> DIRECTIONS:
Read the entries below and pull out each line with the string "content".

Data entries for graphics:

════════════════════

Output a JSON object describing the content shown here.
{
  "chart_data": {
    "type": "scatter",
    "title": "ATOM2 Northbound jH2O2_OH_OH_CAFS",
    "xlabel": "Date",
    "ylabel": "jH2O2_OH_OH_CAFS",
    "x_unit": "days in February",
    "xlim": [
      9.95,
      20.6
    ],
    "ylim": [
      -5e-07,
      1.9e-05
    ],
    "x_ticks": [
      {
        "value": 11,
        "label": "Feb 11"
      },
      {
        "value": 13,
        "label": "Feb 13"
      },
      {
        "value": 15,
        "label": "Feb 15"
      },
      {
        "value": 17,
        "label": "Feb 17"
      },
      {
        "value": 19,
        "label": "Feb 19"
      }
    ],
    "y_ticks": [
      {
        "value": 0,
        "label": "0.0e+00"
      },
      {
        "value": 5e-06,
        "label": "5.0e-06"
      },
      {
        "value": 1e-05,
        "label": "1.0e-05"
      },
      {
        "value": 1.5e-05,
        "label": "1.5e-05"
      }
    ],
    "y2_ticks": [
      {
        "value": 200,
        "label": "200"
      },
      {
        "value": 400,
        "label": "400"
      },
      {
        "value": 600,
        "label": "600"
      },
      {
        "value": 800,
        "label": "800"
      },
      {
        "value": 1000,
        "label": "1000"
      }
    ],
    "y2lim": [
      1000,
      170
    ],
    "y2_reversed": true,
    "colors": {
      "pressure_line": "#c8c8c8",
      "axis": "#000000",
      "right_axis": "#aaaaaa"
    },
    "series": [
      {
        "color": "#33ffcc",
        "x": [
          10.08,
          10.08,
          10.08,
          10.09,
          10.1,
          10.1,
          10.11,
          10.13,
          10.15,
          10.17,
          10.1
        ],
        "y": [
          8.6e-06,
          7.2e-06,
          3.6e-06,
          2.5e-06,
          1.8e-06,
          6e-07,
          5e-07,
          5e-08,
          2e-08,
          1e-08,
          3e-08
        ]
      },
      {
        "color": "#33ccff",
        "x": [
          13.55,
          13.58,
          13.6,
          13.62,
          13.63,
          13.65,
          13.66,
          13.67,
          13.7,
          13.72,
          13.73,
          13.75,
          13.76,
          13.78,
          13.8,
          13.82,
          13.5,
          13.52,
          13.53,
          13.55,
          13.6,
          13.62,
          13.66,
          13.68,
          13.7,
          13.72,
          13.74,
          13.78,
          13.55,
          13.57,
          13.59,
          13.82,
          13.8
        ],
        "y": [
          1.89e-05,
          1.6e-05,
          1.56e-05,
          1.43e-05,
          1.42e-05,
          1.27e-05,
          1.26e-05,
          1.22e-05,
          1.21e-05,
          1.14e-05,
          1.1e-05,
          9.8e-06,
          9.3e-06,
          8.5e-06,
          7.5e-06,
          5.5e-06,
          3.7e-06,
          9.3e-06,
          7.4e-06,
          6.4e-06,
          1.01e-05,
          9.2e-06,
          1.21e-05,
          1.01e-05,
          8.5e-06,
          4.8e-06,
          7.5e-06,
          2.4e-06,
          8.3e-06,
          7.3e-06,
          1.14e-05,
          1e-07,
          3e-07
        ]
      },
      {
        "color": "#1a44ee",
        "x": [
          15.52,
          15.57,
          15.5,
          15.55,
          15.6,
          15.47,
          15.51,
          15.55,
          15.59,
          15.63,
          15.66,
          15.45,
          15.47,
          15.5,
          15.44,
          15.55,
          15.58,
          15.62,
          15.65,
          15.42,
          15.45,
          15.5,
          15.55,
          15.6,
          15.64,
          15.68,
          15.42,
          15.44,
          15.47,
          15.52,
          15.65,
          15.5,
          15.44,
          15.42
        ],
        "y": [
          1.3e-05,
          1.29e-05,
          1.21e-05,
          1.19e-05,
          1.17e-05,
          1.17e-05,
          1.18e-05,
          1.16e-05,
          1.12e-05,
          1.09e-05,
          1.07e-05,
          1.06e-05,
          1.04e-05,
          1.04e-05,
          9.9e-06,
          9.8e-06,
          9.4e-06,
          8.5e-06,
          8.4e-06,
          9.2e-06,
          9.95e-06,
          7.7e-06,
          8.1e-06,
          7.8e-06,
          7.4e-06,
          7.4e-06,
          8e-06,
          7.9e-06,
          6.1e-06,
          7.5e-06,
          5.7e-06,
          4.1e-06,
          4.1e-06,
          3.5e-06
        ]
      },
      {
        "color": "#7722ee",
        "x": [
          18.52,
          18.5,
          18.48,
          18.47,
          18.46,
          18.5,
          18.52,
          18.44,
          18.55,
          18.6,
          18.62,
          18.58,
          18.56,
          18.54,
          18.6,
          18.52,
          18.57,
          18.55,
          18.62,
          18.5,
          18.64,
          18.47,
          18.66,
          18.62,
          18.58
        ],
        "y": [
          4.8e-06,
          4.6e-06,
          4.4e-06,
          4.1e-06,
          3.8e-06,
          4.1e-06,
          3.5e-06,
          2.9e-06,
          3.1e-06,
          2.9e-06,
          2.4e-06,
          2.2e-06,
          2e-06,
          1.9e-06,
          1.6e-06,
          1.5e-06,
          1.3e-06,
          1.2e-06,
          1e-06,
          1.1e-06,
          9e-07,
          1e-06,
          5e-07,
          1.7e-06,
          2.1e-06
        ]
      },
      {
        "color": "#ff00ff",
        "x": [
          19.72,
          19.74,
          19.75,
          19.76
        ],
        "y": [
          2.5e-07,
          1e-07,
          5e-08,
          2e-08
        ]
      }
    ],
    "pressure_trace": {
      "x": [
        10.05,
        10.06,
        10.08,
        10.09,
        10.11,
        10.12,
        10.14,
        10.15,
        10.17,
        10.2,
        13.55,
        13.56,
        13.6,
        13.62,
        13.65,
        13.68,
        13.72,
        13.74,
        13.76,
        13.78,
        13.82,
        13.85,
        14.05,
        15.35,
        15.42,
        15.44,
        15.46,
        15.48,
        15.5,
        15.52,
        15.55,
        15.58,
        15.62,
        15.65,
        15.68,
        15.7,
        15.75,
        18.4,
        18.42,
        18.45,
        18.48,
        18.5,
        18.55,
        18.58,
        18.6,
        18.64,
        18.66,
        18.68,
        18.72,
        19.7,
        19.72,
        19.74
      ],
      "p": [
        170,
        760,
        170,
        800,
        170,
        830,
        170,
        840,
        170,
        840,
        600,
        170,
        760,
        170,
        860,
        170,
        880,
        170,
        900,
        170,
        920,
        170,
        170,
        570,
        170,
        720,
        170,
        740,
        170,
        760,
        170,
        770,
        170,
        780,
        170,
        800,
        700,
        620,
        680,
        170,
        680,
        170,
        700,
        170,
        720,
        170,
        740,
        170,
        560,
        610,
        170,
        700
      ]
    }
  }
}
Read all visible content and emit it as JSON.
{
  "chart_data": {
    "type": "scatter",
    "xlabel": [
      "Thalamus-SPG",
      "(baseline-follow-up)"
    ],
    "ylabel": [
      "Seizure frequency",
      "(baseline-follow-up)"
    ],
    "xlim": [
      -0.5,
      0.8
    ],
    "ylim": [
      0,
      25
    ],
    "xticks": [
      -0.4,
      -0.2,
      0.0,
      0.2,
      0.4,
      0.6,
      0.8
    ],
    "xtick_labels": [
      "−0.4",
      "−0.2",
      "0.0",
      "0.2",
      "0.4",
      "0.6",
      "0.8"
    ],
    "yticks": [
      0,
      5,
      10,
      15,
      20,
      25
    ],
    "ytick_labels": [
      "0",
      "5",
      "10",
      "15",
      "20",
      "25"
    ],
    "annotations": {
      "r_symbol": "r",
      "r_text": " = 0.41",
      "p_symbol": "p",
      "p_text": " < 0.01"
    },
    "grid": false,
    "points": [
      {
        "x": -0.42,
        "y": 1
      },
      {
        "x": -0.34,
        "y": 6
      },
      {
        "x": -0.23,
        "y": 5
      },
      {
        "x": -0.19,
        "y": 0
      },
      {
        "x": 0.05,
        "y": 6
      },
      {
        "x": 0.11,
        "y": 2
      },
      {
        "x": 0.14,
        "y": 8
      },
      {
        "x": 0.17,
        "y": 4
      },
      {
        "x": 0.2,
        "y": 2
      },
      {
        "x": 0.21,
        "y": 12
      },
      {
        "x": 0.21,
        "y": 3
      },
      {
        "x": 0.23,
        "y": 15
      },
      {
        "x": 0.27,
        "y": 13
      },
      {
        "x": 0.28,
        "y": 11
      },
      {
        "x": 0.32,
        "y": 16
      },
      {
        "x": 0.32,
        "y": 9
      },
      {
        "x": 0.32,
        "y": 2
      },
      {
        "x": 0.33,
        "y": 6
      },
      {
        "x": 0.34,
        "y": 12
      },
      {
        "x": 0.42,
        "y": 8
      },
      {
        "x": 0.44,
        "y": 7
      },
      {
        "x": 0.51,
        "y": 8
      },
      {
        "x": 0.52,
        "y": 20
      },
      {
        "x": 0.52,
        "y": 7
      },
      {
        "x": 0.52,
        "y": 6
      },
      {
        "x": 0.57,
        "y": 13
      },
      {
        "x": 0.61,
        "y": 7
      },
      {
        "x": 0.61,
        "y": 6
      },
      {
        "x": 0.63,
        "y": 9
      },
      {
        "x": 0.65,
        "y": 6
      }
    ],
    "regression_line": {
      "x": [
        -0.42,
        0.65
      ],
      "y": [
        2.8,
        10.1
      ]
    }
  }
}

════════════════════

> TASK RESPONSE:
Output a JSON object describing the content shown here.
Read all visible content and emit it as JSON.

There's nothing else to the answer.